Given task: How many of the lines below hold the word "kingdoms"? Answer only with the number.

Dataset entries:

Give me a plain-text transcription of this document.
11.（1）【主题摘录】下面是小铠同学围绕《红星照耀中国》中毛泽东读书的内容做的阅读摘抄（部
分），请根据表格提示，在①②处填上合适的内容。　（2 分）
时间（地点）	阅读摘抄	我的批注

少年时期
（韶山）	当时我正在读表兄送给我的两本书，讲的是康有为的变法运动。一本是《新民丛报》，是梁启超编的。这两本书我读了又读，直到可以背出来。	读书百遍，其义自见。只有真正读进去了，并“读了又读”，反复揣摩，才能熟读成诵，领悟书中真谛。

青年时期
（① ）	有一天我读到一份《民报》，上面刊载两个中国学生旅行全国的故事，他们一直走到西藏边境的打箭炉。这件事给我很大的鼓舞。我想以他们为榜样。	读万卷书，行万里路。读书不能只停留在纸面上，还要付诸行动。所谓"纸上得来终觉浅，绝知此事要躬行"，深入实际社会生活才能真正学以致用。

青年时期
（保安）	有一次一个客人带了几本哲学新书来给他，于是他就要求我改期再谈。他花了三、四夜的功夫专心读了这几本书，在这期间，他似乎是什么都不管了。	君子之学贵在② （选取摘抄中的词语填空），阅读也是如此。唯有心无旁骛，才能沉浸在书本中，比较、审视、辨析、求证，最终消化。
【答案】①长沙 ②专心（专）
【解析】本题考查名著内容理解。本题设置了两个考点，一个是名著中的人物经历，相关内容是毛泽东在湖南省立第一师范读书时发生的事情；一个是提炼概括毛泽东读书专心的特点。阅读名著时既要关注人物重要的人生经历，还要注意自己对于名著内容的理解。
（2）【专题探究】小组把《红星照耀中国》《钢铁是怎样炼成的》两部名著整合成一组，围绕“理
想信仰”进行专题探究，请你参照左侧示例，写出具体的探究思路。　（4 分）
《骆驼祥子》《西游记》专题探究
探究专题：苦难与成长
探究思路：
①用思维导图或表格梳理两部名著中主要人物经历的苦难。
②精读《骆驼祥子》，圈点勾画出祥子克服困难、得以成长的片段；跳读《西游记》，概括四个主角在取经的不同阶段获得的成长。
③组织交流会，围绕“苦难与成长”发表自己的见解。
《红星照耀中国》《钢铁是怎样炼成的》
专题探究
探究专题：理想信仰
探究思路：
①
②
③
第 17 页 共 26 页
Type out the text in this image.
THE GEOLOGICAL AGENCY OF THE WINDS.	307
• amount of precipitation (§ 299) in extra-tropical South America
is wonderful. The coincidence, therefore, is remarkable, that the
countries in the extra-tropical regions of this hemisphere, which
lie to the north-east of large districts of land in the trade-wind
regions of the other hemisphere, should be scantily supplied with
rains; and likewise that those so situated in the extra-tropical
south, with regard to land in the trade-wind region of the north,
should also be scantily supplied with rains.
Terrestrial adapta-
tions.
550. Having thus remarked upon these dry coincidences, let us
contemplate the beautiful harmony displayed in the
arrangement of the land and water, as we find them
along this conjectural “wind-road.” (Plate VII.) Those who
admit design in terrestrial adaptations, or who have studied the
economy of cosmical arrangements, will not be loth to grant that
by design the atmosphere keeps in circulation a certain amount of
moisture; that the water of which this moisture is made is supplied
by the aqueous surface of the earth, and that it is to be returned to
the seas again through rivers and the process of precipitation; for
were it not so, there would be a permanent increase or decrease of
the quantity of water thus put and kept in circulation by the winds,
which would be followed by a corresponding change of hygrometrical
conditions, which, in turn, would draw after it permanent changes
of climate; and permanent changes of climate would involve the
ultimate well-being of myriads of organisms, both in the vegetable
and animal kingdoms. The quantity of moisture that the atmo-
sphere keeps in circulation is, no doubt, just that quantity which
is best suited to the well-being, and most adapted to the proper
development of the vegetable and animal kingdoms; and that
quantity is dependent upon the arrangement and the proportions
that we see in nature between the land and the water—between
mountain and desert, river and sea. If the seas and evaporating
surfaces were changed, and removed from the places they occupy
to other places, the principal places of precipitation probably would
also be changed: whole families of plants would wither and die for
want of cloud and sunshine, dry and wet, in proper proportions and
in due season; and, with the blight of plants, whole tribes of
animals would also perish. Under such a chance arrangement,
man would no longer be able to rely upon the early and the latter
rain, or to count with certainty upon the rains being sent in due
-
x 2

Complete output: 2